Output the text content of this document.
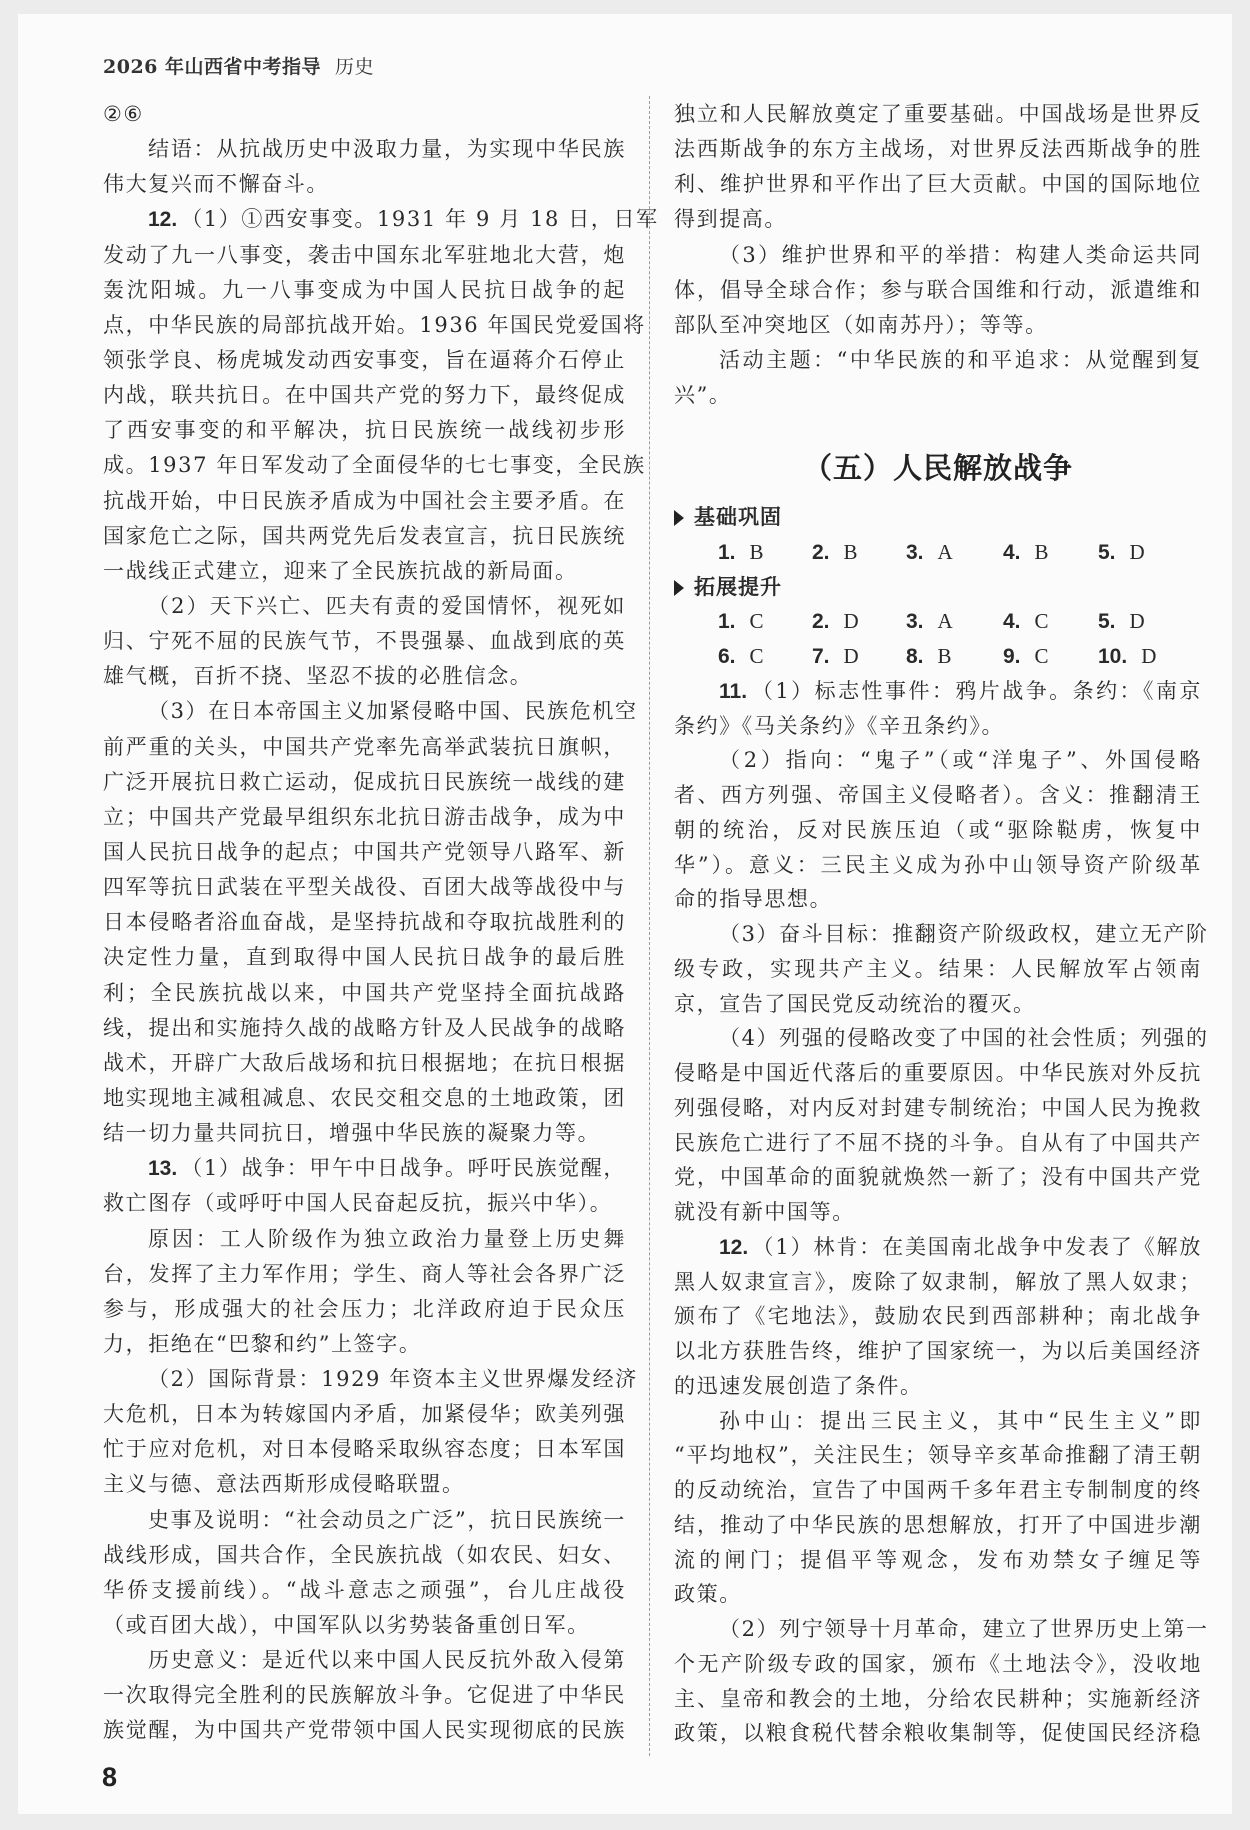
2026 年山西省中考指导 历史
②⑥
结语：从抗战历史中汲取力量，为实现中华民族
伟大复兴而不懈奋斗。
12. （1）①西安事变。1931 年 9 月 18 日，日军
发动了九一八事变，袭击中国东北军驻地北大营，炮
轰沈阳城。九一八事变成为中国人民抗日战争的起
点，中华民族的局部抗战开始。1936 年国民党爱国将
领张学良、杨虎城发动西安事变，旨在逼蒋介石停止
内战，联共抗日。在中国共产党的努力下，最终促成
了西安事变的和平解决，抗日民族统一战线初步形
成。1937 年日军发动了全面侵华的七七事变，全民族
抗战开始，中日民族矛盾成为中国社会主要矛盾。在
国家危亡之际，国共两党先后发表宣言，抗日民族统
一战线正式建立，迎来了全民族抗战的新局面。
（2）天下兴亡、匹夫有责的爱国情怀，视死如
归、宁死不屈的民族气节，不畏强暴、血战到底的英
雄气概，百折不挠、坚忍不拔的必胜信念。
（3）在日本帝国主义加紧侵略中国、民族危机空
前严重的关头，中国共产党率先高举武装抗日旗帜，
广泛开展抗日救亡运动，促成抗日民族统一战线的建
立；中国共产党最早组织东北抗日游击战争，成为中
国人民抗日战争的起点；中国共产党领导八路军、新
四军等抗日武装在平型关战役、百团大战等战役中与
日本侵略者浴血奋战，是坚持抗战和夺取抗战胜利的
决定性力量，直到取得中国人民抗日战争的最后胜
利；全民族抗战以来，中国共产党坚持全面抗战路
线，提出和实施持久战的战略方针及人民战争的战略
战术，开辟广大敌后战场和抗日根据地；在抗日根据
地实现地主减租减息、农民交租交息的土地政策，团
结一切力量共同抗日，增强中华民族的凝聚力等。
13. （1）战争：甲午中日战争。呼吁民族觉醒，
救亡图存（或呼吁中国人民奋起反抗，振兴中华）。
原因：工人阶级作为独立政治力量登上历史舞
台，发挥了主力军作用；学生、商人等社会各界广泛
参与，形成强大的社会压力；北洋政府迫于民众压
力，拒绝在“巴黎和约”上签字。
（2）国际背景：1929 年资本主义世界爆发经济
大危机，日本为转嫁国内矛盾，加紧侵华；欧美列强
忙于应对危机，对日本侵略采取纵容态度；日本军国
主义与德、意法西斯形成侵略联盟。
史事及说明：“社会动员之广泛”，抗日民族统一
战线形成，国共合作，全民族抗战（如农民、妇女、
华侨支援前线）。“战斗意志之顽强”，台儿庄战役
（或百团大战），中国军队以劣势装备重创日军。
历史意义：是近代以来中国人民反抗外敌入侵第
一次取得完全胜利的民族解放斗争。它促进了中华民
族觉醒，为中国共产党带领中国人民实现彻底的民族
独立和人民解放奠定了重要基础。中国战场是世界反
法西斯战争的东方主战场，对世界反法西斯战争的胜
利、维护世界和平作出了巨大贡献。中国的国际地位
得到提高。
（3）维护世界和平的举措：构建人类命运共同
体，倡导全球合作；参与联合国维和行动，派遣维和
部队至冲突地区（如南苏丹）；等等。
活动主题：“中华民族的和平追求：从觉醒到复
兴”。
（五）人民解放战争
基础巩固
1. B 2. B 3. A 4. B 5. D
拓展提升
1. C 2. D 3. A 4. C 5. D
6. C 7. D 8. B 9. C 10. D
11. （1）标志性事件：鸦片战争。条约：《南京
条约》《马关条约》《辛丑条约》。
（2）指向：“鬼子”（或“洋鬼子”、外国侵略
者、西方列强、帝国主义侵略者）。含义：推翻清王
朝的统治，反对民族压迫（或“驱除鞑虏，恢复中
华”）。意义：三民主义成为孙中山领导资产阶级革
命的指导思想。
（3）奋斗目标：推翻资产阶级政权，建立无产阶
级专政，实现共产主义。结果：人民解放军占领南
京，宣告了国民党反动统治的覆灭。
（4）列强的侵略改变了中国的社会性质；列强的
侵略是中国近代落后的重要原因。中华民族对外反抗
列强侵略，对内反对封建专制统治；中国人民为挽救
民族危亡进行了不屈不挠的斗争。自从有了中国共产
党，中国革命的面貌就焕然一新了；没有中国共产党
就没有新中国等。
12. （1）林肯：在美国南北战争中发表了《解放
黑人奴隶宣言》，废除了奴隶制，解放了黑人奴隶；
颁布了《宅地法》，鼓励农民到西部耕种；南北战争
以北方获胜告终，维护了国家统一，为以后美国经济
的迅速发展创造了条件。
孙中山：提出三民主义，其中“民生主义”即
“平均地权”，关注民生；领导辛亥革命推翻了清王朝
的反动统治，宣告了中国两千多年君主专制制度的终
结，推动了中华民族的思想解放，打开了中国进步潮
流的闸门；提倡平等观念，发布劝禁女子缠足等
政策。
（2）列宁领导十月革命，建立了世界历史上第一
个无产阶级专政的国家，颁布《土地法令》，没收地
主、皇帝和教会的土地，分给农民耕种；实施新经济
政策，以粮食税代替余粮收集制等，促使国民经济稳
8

┄┄┄┄┄┄

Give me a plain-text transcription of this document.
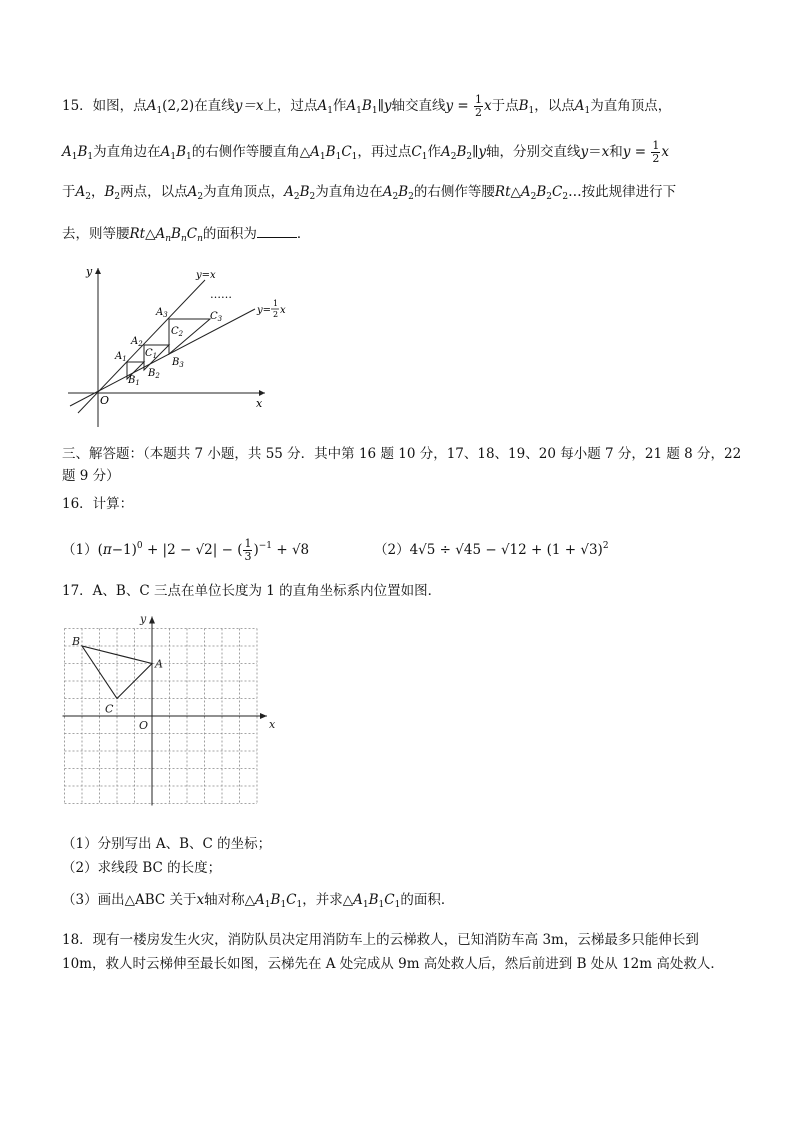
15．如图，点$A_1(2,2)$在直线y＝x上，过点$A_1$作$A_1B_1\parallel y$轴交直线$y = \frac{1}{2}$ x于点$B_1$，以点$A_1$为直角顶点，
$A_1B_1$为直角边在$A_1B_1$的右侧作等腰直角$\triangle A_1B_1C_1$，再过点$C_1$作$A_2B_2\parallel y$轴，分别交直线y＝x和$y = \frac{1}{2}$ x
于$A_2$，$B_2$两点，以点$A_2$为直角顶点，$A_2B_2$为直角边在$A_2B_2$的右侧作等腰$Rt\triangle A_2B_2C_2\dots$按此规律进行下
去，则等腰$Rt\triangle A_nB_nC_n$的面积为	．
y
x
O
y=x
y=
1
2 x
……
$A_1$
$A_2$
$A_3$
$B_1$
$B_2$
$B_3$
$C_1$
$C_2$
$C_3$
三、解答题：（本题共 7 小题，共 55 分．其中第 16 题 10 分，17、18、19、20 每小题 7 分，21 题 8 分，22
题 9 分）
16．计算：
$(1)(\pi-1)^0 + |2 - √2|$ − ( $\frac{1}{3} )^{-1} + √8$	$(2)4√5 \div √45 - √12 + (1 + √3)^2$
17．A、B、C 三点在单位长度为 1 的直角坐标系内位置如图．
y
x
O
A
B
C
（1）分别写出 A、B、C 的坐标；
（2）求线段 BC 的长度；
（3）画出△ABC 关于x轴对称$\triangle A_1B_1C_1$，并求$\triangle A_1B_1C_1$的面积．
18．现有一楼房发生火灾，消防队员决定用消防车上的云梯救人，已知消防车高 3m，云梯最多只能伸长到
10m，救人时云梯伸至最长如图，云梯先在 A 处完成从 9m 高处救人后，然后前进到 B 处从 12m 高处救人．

┄┄┄┄┄┄

Exercise >>
Identify the lines that hold the word "parallel". Copy every one of them.

Output for this exercise >>
15．如图，点$A_1(2,2)$在直线y＝x上，过点$A_1$作$A_1B_1\parallel y$轴交直线$y = \frac{1}{2}$ x于点$B_1$，以点$A_1$为直角顶点，
$A_1B_1$为直角边在$A_1B_1$的右侧作等腰直角$\triangle A_1B_1C_1$，再过点$C_1$作$A_2B_2\parallel y$轴，分别交直线y＝x和$y = \frac{1}{2}$ x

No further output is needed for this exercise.